Every line that contains the word "İstasyon" should be copied out.
____ Working data
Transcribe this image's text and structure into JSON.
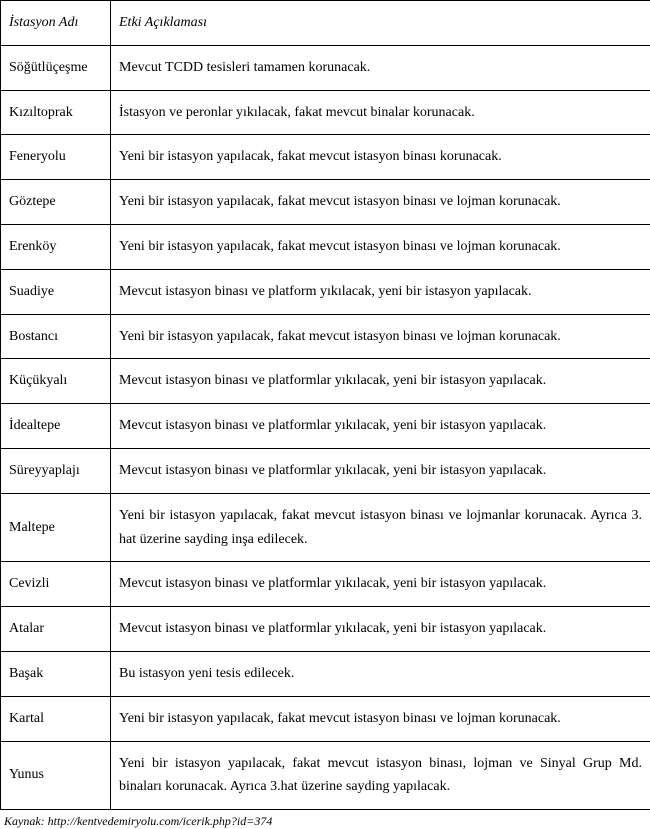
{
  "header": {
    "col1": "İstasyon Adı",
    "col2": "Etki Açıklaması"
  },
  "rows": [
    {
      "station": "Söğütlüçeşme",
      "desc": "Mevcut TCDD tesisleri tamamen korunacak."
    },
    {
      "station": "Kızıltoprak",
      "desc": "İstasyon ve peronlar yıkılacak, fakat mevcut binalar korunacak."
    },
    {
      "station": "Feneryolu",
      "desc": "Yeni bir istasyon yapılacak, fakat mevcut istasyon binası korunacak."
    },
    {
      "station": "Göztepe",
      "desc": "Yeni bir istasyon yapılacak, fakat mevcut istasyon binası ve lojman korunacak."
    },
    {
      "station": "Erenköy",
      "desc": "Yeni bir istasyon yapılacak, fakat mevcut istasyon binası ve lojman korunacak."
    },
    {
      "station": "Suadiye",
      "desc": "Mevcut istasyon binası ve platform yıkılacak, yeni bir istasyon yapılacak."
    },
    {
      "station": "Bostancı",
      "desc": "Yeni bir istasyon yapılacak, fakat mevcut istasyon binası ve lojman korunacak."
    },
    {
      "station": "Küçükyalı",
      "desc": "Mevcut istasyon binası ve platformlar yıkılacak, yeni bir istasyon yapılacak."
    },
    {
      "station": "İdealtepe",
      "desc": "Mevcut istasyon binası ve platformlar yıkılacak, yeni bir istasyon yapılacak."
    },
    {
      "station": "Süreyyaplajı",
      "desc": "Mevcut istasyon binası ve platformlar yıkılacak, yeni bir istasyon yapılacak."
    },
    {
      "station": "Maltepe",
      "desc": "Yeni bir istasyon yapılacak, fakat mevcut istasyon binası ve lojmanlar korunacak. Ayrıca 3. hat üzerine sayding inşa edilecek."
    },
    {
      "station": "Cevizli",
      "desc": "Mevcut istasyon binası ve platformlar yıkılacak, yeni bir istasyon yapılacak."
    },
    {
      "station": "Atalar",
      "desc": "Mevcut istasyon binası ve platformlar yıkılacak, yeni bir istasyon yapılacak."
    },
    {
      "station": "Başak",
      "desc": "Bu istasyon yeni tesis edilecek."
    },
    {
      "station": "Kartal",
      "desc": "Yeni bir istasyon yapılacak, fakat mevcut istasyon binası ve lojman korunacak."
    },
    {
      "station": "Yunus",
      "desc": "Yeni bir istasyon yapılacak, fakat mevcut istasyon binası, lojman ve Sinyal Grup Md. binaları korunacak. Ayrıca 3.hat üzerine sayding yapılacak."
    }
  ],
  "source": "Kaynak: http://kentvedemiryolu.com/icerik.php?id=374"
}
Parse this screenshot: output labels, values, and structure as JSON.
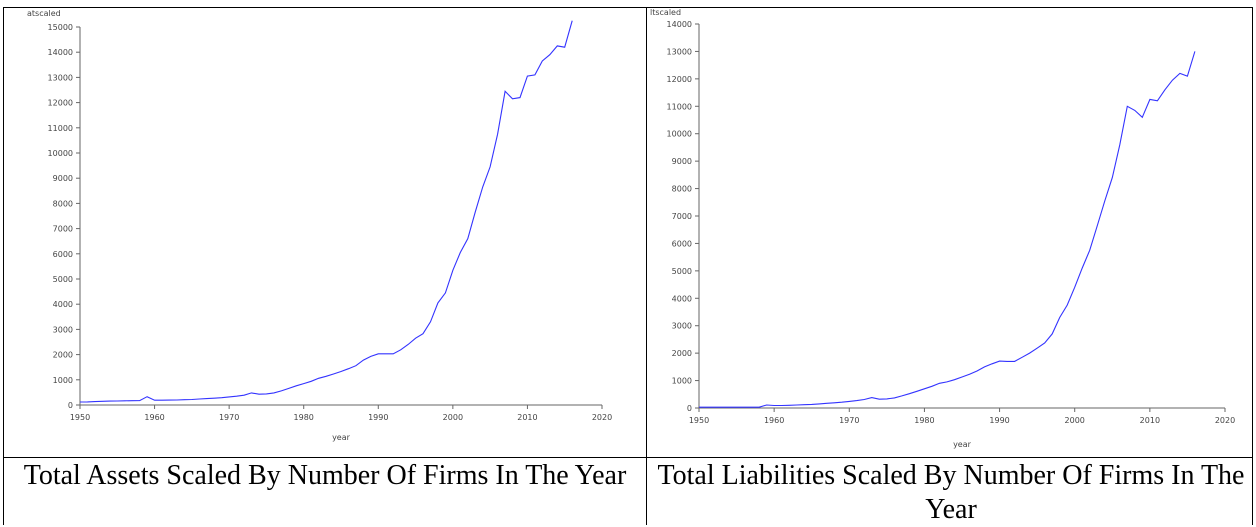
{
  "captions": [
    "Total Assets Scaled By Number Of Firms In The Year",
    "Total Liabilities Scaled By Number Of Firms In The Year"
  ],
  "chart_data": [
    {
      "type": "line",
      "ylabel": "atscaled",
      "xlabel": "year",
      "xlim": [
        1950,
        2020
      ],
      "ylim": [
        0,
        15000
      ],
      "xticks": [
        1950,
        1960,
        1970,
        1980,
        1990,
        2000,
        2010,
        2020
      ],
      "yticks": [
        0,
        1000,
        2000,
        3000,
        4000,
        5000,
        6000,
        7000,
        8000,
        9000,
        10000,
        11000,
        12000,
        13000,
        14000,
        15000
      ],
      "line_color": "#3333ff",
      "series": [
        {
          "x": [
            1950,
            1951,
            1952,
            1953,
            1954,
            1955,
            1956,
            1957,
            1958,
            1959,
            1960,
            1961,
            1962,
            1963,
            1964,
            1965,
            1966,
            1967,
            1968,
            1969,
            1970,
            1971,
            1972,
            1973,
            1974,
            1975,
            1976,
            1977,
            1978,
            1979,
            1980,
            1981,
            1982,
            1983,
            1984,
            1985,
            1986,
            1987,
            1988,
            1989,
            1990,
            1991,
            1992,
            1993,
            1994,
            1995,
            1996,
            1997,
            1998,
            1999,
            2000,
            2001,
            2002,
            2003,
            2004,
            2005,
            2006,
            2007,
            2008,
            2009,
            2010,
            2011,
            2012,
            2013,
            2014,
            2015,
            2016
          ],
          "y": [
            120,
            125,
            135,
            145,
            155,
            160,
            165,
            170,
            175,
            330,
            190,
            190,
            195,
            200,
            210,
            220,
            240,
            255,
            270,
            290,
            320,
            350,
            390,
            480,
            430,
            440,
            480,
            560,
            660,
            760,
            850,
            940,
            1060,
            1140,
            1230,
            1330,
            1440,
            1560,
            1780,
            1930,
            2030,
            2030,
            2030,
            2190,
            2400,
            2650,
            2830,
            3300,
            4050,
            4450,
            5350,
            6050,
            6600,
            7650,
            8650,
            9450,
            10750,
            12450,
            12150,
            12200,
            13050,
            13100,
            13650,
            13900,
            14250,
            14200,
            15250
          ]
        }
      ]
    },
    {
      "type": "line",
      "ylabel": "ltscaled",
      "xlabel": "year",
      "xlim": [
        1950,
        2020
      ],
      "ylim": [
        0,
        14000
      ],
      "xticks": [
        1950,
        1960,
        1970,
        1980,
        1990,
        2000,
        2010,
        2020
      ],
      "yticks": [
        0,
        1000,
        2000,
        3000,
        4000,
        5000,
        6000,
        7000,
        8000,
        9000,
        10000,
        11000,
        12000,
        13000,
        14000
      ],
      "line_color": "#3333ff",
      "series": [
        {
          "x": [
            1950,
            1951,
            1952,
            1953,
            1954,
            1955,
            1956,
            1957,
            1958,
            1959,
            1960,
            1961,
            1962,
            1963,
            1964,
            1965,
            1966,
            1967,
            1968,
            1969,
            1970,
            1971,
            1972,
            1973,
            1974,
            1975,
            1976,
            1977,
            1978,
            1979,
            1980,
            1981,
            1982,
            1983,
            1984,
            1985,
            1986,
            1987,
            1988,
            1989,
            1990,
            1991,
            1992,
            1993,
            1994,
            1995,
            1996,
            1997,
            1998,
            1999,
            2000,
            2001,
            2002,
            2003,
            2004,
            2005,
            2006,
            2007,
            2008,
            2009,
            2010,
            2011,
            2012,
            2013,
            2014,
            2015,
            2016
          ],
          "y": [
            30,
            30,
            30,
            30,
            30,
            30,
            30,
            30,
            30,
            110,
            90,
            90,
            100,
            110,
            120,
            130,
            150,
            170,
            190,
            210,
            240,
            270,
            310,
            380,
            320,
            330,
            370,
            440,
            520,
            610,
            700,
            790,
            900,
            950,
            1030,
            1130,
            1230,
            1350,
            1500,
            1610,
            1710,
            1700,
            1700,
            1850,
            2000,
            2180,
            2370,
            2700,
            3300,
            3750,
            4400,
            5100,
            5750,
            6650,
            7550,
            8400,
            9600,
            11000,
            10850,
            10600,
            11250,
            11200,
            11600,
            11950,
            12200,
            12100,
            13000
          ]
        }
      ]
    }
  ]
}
________
*Answer in full:*
    "col1": "İstasyon Adı",
      "desc": "İstasyon ve peronlar yıkılacak, fakat mevcut binalar korunacak."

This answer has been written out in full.